* BEGIN INPUT MATERIAL *

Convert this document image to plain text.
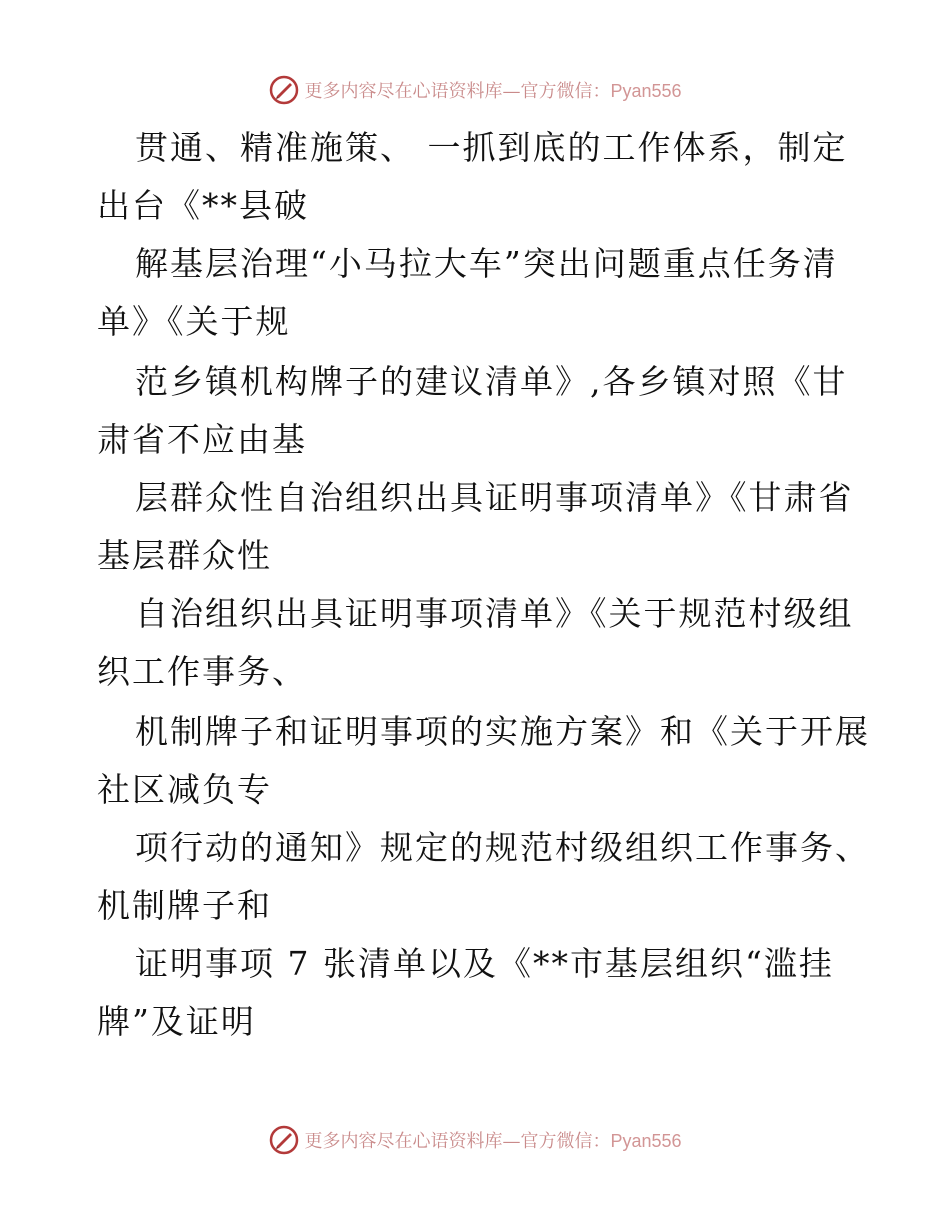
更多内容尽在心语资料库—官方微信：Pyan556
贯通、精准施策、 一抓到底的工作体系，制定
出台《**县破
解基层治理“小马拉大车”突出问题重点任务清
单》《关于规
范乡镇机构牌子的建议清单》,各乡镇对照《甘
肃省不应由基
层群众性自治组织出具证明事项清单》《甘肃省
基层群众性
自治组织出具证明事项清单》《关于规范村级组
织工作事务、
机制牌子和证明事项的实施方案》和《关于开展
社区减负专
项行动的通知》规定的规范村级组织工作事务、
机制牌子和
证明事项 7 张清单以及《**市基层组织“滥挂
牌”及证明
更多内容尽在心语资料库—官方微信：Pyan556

* END INPUT MATERIAL *

◆ **TO BE DONE**
Images should not appear in the copy; retype the listing above exactly.

◆ **OUTPUT BELOW**
Convert this document image to plain text.
更多内容尽在心语资料库—官方微信：Pyan556
贯通、精准施策、 一抓到底的工作体系，制定
出台《**县破
解基层治理“小马拉大车”突出问题重点任务清
单》《关于规
范乡镇机构牌子的建议清单》,各乡镇对照《甘
肃省不应由基
层群众性自治组织出具证明事项清单》《甘肃省
基层群众性
自治组织出具证明事项清单》《关于规范村级组
织工作事务、
机制牌子和证明事项的实施方案》和《关于开展
社区减负专
项行动的通知》规定的规范村级组织工作事务、
机制牌子和
证明事项 7 张清单以及《**市基层组织“滥挂
牌”及证明
更多内容尽在心语资料库—官方微信：Pyan556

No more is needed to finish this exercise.